##### EXCERPTED PASSAGE #####
ULAB Multicultural Conclave 2022: A Dialogic ImagiNation of Bangladesh: Literary-Linguistic-Cultural Representations, Non-representations and Misrepresentations
The Department of English and Humanities greeted the new year with the observation of the 70th anniversary of the Language Movement of 1952. The ULAB Multicultural Conclave, organized by the Department of English and Humanities, was a way to celebrate the beginning of the Bengali Language Movement, as well as to ask and encourage discourse about how Bangladesh as a nation is being imagined in works of literature.
The conclave was a 2-day event, beginning at 9am on the 25th of February and ending on the evening of the 26th. It had amassed 300 registered participants, from over 8 countries and 4 continents. The title of the conclave, “Dialogic Imagination”, was taken from the novel of the same name by Mikhail Bakhlin. “Dialogic” refers to the use of dialogue to generate conversation and discussions. The 2nd part of the conclave’s title alludes to Benedict Anderson’s “Imagined Communities”. Anderson himself depicts nation as a socially constructed community.
Professor Shamsad Mortuza, the Pro-Vice-Chancellor and the Dean of the School of Arts and Humanities, delivered his opening remarks to the audience. Professor Mortuza discussed the current conflicts brewing in the European nations. He remarked on how the media will tell stories, often shifting blame from one party to another, and how the current state of such nations was similar in nature to the environment created during the Language Movement of 1952. He stated the importance of revisiting the question of Language, to ponder what led martyrs during the days of the war to sacrifice themselves and get involved with the Movement. The conclave is held also to discuss the various representations, non-representations and misrepresentations of Bangladesh, and Bengali people in general, in popular media.
##### PROVIDED INFORMATION #####
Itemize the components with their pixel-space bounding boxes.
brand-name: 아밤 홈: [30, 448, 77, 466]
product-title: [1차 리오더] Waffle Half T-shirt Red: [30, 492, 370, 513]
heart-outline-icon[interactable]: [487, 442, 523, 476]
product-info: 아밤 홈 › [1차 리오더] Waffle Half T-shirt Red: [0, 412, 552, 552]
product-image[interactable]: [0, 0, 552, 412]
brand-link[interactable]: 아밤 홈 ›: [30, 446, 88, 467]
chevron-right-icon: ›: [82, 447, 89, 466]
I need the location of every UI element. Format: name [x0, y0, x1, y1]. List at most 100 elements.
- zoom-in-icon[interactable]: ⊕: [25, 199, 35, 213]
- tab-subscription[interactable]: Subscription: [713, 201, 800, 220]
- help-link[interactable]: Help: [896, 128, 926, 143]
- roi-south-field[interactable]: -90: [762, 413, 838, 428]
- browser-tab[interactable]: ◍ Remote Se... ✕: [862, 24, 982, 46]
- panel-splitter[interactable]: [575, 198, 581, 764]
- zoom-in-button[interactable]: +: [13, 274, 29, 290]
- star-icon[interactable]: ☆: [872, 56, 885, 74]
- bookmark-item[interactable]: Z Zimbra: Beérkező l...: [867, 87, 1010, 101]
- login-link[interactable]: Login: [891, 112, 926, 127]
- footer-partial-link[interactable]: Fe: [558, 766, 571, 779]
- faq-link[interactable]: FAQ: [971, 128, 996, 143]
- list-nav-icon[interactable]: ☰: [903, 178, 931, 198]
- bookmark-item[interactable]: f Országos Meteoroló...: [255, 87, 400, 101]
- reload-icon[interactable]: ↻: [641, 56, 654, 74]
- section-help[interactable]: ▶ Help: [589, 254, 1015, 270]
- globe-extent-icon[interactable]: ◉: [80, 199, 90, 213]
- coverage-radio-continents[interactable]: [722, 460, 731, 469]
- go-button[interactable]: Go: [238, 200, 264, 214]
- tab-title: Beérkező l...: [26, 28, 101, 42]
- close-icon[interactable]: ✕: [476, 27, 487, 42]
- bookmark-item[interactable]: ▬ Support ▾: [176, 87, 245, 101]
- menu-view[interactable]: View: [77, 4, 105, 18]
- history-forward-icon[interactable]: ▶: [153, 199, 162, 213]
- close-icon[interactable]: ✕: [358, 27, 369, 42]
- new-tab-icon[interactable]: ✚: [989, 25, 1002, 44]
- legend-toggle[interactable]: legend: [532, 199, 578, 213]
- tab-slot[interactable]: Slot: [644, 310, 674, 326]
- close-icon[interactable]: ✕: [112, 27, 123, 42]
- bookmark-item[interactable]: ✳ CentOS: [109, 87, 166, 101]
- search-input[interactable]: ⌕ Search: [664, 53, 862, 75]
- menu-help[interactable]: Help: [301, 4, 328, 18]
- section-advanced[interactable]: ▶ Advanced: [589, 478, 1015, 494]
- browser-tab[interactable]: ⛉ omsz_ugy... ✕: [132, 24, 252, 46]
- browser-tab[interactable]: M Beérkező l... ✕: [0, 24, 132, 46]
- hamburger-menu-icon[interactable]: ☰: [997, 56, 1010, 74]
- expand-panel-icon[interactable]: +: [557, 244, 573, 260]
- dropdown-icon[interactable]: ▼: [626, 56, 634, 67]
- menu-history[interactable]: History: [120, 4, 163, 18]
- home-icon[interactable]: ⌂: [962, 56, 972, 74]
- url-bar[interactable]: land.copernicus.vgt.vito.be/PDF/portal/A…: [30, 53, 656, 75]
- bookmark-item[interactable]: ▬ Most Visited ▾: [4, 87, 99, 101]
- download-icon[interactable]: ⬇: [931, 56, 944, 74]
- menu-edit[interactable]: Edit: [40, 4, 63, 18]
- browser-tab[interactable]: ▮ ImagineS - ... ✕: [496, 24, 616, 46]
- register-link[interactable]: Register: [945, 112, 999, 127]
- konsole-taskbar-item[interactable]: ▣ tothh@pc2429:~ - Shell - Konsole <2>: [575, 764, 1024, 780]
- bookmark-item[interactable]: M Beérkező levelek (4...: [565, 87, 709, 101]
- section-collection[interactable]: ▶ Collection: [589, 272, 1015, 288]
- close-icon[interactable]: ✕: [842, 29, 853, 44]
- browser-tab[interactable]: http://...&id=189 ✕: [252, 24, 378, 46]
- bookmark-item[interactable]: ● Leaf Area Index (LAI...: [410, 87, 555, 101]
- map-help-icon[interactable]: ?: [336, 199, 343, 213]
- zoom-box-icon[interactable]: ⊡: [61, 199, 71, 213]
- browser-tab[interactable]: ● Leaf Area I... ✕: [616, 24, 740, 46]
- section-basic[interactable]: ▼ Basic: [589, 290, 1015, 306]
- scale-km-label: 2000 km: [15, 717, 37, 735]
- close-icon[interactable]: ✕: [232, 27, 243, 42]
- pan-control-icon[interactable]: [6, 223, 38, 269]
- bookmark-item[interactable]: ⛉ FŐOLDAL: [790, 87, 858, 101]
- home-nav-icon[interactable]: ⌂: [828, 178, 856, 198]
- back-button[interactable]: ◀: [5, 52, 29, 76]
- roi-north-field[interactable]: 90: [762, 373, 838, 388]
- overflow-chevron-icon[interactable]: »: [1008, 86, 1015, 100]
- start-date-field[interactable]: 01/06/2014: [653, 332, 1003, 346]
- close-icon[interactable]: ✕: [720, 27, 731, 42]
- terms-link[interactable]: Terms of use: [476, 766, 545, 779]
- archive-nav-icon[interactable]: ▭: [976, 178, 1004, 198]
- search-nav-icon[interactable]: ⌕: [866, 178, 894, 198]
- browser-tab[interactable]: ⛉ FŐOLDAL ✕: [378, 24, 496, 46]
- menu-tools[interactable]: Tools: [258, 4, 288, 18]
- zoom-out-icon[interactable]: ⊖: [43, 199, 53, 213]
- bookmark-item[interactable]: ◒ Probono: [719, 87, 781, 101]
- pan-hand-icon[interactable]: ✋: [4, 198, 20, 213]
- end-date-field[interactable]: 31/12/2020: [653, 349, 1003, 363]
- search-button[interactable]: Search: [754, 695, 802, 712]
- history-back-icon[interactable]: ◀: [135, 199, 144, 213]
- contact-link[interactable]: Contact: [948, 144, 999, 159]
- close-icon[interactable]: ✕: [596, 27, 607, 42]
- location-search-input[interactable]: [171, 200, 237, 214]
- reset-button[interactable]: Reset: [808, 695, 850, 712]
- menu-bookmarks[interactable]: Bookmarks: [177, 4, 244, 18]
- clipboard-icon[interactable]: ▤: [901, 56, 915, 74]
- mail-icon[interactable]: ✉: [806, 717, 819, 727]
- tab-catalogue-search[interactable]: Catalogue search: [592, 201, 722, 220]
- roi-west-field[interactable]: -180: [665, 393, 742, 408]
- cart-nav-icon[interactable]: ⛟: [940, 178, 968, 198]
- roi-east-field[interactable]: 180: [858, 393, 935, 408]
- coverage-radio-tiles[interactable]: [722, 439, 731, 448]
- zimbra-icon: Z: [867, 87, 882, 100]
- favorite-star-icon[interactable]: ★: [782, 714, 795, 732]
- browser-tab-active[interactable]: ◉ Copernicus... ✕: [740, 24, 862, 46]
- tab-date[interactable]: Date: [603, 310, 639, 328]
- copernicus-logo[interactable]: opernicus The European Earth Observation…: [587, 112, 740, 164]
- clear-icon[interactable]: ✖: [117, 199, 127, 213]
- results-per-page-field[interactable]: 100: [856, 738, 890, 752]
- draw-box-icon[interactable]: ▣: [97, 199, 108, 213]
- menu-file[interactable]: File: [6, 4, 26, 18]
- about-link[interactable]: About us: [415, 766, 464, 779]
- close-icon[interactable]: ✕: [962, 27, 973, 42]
#####
**ACTION ITEM A**
According to the conclave report, how many registered participants did the event amass?
**ACTION ITEM B**
Carry on the conclave report, picking up after its final sentence.
The records above come from a source unrelated to the conclave report.

**WRITTEN ANSWER A**
300

**WRITTEN ANSWER B**
After Professor Mortuza’s uplifting opening remarked, Professor Syed Manzoorul Islam, a Keynote speaker and Professor of English and Humanities at ULAB, addressed the audience. Professor Islam acknowledged the current difficulties of the ongoing pandemic, about how it sometimes brought out the worst aspects of humanity out in broad daylight. He talked about the role of literature in acknowledging such matters. To quote, “Poetry can somehow attempt to readdress the imbalances created by ethnic cleansing, mass extermination of minorities and the killing of languages which are considered unimportant as the number of practitioners are very low.”